- [Task to complete]: Go through the material and write it all out exactly, minus the pictures.
*** Stored records ***
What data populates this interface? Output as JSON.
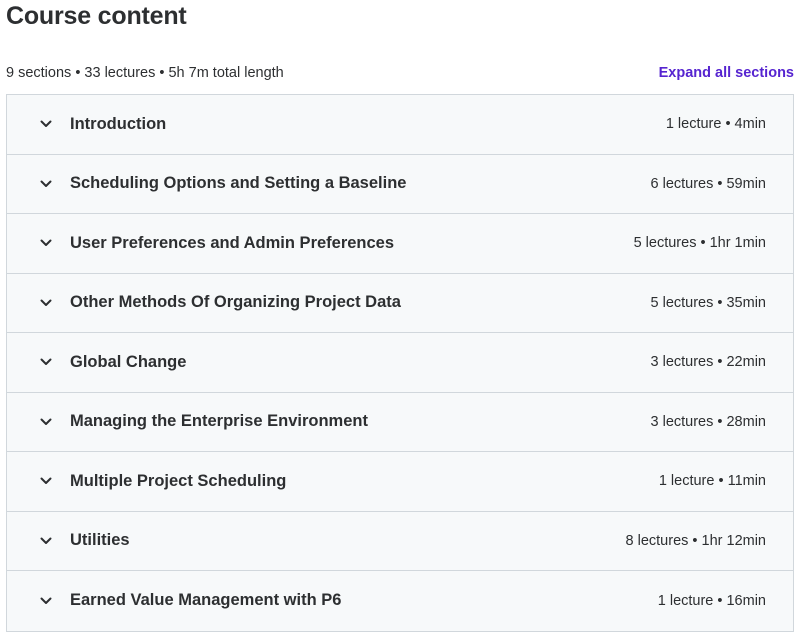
{
  "header": {
    "title": "Course content",
    "summary": "9 sections • 33 lectures • 5h 7m total length",
    "expand_label": "Expand all sections"
  },
  "colors": {
    "accent": "#5624d0",
    "section_bg": "#f7f9fa",
    "border": "#d1d7dc",
    "text": "#2d2f31"
  },
  "sections": [
    {
      "title": "Introduction",
      "meta": "1 lecture • 4min",
      "icon": "chevron-down-icon"
    },
    {
      "title": "Scheduling Options and Setting a Baseline",
      "meta": "6 lectures • 59min",
      "icon": "chevron-down-icon"
    },
    {
      "title": "User Preferences and Admin Preferences",
      "meta": "5 lectures • 1hr 1min",
      "icon": "chevron-down-icon"
    },
    {
      "title": "Other Methods Of Organizing Project Data",
      "meta": "5 lectures • 35min",
      "icon": "chevron-down-icon"
    },
    {
      "title": "Global Change",
      "meta": "3 lectures • 22min",
      "icon": "chevron-down-icon"
    },
    {
      "title": "Managing the Enterprise Environment",
      "meta": "3 lectures • 28min",
      "icon": "chevron-down-icon"
    },
    {
      "title": "Multiple Project Scheduling",
      "meta": "1 lecture • 11min",
      "icon": "chevron-down-icon"
    },
    {
      "title": "Utilities",
      "meta": "8 lectures • 1hr 12min",
      "icon": "chevron-down-icon"
    },
    {
      "title": "Earned Value Management with P6",
      "meta": "1 lecture • 16min",
      "icon": "chevron-down-icon"
    }
  ]
}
***
- [Answer to the exercise]:
What data populates this interface? Output as JSON.
{
  "header": {
    "title": "Course content",
    "summary": "9 sections • 33 lectures • 5h 7m total length",
    "expand_label": "Expand all sections"
  },
  "colors": {
    "accent": "#5624d0",
    "section_bg": "#f7f9fa",
    "border": "#d1d7dc",
    "text": "#2d2f31"
  },
  "sections": [
    {
      "title": "Introduction",
      "meta": "1 lecture • 4min",
      "icon": "chevron-down-icon"
    },
    {
      "title": "Scheduling Options and Setting a Baseline",
      "meta": "6 lectures • 59min",
      "icon": "chevron-down-icon"
    },
    {
      "title": "User Preferences and Admin Preferences",
      "meta": "5 lectures • 1hr 1min",
      "icon": "chevron-down-icon"
    },
    {
      "title": "Other Methods Of Organizing Project Data",
      "meta": "5 lectures • 35min",
      "icon": "chevron-down-icon"
    },
    {
      "title": "Global Change",
      "meta": "3 lectures • 22min",
      "icon": "chevron-down-icon"
    },
    {
      "title": "Managing the Enterprise Environment",
      "meta": "3 lectures • 28min",
      "icon": "chevron-down-icon"
    },
    {
      "title": "Multiple Project Scheduling",
      "meta": "1 lecture • 11min",
      "icon": "chevron-down-icon"
    },
    {
      "title": "Utilities",
      "meta": "8 lectures • 1hr 12min",
      "icon": "chevron-down-icon"
    },
    {
      "title": "Earned Value Management with P6",
      "meta": "1 lecture • 16min",
      "icon": "chevron-down-icon"
    }
  ]
}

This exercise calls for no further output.